Dataset extract>
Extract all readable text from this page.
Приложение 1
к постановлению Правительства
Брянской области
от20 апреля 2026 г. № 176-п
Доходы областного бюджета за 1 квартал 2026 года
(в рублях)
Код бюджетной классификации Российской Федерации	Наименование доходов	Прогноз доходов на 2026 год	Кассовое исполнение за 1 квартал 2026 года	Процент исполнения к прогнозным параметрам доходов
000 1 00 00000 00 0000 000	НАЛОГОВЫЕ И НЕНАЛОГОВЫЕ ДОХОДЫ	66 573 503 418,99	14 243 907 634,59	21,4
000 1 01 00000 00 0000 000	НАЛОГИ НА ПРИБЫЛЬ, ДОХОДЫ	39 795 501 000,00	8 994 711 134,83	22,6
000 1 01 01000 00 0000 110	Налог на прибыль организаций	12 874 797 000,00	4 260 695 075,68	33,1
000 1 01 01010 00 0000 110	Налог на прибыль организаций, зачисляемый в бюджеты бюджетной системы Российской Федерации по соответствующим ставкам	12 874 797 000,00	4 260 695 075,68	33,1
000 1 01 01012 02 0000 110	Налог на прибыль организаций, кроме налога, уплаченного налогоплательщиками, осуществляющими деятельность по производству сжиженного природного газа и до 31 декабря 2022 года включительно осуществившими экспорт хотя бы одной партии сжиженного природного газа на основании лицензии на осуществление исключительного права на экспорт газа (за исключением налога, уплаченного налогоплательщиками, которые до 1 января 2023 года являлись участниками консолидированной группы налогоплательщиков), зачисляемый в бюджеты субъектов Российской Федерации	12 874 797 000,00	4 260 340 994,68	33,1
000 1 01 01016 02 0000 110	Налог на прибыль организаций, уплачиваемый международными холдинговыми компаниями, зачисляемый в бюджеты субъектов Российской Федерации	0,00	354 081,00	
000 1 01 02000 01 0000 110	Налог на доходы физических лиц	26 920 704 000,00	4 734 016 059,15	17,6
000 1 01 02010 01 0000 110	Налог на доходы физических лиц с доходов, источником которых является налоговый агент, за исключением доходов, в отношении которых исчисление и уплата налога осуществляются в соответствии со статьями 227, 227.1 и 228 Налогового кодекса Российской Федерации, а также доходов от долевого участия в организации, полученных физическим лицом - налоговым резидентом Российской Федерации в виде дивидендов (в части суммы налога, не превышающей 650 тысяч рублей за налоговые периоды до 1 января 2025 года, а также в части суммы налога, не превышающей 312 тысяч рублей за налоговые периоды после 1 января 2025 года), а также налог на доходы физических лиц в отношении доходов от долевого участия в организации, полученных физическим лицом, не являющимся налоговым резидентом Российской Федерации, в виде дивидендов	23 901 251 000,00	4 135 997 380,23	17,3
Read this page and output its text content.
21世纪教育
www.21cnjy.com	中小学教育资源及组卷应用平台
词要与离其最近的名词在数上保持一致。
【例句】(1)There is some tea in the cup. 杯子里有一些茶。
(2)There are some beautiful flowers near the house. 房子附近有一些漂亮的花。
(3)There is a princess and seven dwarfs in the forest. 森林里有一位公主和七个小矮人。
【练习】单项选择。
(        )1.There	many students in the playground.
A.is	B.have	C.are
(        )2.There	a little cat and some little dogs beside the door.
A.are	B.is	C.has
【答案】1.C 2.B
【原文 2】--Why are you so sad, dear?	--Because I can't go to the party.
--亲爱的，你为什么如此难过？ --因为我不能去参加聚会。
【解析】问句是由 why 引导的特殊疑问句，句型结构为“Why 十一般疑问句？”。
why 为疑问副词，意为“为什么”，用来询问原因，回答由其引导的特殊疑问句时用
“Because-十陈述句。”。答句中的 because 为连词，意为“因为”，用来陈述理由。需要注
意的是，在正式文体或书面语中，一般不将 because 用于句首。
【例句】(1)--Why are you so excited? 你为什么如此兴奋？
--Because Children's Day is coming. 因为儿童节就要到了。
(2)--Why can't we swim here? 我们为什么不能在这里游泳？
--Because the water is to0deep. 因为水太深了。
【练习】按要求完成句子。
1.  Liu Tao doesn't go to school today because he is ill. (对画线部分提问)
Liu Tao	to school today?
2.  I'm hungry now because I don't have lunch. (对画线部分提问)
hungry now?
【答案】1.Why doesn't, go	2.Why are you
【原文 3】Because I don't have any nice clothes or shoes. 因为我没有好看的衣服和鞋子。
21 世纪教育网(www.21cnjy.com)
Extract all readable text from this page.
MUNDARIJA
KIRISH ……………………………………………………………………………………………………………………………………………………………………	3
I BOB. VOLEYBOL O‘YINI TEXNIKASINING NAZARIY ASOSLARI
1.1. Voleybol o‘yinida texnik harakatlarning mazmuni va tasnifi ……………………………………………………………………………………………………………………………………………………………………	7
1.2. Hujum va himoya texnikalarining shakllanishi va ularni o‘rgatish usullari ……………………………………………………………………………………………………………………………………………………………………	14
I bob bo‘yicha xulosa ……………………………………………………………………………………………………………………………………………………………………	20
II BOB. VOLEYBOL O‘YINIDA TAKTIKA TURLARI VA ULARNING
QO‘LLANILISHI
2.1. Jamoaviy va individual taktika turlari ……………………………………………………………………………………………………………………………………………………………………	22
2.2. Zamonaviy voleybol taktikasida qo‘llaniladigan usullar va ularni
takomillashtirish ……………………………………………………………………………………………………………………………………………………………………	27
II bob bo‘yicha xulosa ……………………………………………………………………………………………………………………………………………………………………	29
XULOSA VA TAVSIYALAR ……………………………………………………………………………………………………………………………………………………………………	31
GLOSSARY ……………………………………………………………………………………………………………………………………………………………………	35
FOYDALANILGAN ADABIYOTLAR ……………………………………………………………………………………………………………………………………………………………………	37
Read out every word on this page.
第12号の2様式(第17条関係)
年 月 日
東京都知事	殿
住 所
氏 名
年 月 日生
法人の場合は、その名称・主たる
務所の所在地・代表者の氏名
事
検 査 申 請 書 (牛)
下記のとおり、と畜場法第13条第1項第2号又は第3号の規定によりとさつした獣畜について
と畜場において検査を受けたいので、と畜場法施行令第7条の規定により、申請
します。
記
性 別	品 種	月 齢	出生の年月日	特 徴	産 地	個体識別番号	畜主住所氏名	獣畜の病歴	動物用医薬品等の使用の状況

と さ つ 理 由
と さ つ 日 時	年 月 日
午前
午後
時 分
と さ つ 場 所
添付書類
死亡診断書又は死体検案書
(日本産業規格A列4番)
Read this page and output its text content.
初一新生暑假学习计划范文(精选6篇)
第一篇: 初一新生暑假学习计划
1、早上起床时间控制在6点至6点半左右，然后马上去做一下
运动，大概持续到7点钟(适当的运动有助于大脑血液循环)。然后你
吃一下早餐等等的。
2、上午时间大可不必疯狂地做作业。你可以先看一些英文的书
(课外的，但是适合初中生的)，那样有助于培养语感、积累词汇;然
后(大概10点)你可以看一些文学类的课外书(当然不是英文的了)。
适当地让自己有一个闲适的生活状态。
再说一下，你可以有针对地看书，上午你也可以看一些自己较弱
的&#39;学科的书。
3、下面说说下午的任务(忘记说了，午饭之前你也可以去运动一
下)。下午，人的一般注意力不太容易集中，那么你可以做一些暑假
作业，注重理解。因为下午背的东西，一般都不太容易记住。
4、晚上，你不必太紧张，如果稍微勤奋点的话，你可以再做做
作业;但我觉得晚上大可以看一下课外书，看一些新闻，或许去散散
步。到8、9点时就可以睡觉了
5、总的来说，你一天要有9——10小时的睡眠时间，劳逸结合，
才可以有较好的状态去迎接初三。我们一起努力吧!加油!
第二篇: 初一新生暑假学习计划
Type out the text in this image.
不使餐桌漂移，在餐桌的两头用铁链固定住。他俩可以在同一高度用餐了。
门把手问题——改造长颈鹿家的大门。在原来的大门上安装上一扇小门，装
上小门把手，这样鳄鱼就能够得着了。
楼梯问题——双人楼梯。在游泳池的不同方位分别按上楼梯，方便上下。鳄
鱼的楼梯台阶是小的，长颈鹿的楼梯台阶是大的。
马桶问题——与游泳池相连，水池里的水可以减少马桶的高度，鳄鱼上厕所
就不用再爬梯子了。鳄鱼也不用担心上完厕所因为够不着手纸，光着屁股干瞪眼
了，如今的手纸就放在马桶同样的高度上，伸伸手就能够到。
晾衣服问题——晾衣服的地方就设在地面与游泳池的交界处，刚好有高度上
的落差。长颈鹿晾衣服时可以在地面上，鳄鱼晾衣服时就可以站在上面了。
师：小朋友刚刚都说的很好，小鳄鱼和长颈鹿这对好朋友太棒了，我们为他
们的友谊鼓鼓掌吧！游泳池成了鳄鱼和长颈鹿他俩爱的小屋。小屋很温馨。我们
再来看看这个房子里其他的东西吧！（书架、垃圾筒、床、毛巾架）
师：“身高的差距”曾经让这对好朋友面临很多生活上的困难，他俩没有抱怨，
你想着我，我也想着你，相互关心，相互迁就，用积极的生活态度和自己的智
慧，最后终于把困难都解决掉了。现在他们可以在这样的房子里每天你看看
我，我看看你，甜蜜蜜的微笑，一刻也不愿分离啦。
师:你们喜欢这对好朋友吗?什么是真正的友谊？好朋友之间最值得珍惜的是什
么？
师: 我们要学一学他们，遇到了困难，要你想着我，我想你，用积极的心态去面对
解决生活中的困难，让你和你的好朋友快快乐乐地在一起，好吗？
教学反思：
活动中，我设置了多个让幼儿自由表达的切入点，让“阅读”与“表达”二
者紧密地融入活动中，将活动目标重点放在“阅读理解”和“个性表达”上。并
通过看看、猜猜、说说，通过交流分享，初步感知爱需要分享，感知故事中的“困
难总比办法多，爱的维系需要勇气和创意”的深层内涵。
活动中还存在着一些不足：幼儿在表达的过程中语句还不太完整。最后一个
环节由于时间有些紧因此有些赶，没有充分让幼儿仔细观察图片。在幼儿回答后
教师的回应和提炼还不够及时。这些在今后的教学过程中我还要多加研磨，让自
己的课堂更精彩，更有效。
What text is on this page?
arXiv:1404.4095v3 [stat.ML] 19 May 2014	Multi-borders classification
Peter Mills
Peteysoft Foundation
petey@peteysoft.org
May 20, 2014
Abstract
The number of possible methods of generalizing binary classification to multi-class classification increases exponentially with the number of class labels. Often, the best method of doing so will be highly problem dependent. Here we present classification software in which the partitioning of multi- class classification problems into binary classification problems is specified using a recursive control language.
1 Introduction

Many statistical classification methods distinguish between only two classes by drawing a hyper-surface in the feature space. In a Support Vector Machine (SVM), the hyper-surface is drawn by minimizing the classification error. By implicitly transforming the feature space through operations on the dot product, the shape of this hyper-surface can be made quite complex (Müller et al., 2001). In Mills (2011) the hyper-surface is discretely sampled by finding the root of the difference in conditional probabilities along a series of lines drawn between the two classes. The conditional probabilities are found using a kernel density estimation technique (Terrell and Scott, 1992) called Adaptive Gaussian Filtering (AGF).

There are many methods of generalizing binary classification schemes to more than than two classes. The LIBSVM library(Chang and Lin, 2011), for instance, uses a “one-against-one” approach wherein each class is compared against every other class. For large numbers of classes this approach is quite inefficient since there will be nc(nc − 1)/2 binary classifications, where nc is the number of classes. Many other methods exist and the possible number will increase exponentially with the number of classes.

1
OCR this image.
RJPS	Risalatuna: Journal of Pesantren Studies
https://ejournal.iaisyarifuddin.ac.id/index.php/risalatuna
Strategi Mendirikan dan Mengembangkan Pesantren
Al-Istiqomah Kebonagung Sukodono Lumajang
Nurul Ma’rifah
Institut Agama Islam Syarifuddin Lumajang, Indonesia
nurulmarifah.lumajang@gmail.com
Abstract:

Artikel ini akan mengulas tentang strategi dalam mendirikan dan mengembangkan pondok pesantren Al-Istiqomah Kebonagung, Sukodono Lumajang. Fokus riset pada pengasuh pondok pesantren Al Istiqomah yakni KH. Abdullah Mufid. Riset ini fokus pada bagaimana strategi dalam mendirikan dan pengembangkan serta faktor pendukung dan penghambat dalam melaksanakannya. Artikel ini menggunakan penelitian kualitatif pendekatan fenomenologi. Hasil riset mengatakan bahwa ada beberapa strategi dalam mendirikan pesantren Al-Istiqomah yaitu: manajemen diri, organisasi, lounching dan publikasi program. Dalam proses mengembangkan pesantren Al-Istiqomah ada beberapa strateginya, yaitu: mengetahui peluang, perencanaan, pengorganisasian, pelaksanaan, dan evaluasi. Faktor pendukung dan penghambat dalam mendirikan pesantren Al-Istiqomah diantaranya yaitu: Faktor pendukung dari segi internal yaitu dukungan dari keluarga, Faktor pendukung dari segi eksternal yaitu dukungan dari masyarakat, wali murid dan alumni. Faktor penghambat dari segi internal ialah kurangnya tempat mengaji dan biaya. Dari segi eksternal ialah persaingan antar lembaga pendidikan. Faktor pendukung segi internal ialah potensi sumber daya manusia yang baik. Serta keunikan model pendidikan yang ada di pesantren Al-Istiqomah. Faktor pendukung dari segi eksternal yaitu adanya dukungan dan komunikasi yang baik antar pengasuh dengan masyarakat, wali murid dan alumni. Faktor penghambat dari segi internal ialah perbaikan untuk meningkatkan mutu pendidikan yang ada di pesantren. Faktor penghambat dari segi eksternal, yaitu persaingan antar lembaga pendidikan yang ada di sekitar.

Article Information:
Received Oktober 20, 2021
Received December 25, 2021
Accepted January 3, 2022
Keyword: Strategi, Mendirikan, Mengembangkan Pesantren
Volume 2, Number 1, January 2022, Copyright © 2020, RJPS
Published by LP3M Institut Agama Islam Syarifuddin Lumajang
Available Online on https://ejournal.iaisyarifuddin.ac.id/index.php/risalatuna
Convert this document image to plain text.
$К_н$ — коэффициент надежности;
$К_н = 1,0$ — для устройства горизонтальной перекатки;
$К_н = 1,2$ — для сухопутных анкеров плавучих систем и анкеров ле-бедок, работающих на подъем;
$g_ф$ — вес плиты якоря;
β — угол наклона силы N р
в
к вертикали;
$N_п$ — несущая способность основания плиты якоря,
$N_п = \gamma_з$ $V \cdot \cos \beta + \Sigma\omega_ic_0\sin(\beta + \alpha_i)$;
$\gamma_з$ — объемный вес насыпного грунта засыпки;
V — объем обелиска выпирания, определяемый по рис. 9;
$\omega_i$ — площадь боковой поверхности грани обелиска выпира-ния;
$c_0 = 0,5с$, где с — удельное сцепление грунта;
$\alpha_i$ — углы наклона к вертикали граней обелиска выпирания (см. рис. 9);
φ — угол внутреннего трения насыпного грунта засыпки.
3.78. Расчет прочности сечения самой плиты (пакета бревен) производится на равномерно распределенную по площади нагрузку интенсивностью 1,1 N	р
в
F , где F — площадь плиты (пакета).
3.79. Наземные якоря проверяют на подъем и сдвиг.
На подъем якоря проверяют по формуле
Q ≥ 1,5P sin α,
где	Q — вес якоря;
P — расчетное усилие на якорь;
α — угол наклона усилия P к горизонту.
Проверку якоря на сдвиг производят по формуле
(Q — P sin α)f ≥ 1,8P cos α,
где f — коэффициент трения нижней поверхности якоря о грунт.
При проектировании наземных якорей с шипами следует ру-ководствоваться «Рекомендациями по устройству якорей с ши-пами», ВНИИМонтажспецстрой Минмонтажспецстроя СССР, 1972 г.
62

Short problem> Each line above that includes "проверяют" should be shown.

Solution below>
3.79. Наземные якоря проверяют на подъем и сдвиг.
На подъем якоря проверяют по формуле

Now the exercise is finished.